Problem details »
In the entries below, count every line containing "faire". Reply with the number alone.

• • • • •

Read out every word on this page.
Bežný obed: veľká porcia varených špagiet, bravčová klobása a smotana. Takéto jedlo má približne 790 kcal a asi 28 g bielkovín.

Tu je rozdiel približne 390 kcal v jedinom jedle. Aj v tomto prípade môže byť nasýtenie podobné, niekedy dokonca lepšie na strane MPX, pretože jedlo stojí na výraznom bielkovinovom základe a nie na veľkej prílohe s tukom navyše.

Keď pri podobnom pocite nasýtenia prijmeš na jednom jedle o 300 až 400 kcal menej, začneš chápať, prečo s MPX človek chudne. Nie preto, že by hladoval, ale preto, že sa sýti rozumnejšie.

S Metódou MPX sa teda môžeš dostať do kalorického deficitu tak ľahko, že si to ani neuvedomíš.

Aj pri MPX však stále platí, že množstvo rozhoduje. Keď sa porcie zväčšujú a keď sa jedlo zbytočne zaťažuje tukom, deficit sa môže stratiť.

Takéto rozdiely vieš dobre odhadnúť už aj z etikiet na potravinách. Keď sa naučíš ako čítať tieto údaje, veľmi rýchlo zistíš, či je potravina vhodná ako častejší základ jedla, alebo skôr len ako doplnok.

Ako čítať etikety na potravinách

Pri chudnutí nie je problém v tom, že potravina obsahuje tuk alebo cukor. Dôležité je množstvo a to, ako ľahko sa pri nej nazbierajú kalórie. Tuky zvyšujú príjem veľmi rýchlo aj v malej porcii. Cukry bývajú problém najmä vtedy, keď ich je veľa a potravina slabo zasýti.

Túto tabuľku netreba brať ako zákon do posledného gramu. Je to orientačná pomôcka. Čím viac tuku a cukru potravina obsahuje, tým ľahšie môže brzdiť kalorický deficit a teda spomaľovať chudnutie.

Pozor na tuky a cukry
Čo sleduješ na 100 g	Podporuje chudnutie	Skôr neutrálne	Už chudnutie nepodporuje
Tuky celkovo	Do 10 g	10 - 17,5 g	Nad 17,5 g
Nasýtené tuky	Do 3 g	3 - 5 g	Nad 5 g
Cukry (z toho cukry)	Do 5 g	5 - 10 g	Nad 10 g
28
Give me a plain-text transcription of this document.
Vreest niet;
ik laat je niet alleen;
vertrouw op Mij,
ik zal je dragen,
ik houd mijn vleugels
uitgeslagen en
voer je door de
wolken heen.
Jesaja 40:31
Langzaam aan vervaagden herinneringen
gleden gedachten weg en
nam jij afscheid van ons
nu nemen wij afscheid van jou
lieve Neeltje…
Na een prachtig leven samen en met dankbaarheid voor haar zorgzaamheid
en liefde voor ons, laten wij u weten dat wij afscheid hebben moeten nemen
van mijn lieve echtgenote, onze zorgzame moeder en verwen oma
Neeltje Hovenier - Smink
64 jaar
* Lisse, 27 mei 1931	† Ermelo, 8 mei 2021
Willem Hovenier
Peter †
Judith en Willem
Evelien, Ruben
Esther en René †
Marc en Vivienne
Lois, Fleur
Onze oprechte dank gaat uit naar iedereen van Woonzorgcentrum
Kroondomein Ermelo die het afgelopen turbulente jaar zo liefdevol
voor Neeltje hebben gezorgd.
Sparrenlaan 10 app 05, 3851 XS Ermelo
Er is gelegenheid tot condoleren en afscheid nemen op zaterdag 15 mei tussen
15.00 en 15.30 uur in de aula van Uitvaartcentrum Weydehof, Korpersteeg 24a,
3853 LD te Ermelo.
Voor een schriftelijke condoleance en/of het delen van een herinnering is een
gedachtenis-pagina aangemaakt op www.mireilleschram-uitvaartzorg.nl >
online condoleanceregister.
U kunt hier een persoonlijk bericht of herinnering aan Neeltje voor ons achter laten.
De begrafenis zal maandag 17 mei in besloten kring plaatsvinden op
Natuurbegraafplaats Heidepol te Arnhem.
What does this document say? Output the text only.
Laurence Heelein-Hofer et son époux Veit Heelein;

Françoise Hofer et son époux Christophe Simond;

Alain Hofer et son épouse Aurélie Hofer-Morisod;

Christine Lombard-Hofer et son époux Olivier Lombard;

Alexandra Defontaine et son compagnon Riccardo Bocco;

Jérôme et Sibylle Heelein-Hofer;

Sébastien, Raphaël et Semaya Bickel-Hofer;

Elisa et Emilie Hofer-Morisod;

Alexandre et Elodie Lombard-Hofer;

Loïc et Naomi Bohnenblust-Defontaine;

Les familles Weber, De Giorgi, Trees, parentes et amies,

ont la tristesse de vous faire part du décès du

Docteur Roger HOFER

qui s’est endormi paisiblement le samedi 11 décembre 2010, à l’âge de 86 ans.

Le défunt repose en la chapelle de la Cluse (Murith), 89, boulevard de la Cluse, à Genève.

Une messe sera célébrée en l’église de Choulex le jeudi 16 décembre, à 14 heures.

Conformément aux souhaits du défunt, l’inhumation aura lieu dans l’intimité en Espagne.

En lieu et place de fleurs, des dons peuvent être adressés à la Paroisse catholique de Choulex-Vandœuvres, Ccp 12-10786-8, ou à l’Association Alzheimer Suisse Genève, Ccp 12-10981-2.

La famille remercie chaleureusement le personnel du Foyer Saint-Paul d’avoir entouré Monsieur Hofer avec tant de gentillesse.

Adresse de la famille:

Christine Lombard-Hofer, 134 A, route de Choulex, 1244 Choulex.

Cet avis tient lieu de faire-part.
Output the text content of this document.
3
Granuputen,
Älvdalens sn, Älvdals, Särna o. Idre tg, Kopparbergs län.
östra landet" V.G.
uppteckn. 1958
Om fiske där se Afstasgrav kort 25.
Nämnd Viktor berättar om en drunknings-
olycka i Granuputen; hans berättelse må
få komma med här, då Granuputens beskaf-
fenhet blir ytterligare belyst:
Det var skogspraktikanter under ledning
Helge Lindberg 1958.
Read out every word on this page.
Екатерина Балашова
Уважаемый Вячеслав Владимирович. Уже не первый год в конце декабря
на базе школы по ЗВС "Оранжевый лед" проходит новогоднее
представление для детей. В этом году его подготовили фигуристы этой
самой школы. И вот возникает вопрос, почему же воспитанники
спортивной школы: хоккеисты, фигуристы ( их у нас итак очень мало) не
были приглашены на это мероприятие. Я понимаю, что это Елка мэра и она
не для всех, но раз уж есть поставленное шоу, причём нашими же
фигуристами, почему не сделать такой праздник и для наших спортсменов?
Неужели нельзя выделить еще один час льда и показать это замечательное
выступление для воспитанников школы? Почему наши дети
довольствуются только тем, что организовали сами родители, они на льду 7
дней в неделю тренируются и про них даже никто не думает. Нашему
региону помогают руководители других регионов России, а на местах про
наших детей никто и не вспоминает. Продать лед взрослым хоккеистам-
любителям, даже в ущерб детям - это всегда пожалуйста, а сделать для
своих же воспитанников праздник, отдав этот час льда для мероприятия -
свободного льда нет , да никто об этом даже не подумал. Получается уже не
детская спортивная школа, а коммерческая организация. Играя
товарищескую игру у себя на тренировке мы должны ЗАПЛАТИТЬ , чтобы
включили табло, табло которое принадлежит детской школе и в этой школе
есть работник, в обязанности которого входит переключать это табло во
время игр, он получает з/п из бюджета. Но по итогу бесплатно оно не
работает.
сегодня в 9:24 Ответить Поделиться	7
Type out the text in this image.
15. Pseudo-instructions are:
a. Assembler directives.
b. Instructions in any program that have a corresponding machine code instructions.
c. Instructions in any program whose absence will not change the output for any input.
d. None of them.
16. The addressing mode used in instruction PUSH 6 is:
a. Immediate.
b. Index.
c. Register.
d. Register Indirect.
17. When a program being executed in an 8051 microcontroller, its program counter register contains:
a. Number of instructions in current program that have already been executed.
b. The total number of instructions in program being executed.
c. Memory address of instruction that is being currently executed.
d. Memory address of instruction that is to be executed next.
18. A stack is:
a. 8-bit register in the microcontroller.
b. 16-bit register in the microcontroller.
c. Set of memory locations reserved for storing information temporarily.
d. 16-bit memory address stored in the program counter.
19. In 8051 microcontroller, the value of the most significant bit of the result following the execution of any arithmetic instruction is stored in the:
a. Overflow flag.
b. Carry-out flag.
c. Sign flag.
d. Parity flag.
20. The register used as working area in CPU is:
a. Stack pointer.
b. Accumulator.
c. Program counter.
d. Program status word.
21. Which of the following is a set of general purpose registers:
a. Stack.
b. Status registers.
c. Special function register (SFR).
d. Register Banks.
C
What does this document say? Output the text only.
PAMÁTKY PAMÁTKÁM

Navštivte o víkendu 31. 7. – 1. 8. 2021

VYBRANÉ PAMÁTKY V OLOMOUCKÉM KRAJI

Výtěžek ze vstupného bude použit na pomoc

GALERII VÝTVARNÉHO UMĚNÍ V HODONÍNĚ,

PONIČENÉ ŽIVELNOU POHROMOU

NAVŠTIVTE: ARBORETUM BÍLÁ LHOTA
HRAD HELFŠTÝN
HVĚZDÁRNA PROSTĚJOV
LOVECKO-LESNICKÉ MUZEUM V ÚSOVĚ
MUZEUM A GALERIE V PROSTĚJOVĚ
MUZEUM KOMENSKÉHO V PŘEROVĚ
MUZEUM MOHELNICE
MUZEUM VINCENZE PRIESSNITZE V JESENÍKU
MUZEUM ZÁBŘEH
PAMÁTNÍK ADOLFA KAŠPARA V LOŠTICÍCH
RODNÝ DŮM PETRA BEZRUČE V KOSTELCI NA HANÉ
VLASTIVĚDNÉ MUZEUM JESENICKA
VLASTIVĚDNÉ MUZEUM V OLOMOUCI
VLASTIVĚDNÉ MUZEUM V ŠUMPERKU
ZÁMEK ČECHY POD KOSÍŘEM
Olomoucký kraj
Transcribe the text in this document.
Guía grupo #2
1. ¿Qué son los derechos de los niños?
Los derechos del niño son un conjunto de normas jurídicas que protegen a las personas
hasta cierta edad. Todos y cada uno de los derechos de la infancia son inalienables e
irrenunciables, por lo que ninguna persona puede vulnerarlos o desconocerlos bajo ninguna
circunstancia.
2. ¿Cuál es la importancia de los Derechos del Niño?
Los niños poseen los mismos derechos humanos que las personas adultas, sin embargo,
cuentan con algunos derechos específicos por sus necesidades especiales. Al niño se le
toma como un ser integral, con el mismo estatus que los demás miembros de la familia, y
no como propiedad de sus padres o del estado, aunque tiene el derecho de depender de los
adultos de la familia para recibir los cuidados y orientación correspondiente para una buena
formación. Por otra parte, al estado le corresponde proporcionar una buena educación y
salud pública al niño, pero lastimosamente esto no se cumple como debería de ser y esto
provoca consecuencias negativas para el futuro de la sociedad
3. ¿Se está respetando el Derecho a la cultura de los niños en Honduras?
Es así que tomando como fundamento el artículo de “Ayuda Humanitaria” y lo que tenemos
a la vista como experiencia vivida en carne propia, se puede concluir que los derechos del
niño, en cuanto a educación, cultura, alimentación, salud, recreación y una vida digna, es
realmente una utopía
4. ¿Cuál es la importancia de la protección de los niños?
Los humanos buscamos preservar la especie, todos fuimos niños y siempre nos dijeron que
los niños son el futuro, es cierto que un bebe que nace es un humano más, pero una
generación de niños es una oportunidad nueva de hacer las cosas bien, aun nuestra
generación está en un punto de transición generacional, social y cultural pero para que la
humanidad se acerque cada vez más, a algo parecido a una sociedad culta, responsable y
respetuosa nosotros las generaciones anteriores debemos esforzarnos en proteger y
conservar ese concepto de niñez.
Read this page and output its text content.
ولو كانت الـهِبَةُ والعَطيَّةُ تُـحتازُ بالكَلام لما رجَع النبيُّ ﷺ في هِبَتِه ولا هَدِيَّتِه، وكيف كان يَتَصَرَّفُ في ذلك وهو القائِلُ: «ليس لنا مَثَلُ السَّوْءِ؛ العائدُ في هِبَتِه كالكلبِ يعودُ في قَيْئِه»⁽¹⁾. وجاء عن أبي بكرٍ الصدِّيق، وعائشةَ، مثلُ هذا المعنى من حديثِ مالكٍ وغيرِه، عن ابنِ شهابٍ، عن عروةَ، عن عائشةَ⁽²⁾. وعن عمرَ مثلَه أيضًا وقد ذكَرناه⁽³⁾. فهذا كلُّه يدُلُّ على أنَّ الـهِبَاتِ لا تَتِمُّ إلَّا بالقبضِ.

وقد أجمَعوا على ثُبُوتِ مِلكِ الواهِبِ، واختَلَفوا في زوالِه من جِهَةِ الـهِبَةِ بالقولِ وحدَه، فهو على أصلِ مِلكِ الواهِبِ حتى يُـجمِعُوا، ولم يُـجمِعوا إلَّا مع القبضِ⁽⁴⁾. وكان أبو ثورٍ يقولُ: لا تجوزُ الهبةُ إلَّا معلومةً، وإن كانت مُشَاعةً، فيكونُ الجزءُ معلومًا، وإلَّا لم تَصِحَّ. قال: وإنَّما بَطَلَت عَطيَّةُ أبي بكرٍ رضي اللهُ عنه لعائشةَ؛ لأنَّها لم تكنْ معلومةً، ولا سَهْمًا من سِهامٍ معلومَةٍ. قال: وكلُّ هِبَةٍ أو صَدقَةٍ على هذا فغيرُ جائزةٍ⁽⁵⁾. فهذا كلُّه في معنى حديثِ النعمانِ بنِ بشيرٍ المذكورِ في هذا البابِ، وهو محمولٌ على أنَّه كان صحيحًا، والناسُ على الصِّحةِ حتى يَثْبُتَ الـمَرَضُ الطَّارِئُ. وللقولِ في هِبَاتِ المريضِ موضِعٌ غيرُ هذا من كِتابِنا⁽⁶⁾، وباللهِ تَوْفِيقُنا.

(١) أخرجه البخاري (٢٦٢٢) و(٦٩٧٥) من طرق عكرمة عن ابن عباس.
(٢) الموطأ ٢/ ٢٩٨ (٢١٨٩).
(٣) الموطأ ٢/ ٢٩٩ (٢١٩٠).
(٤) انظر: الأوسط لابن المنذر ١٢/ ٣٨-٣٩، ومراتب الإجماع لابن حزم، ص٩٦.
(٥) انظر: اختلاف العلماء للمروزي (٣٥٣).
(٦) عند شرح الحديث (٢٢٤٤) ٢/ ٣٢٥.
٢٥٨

• • • • •

Written solution »
2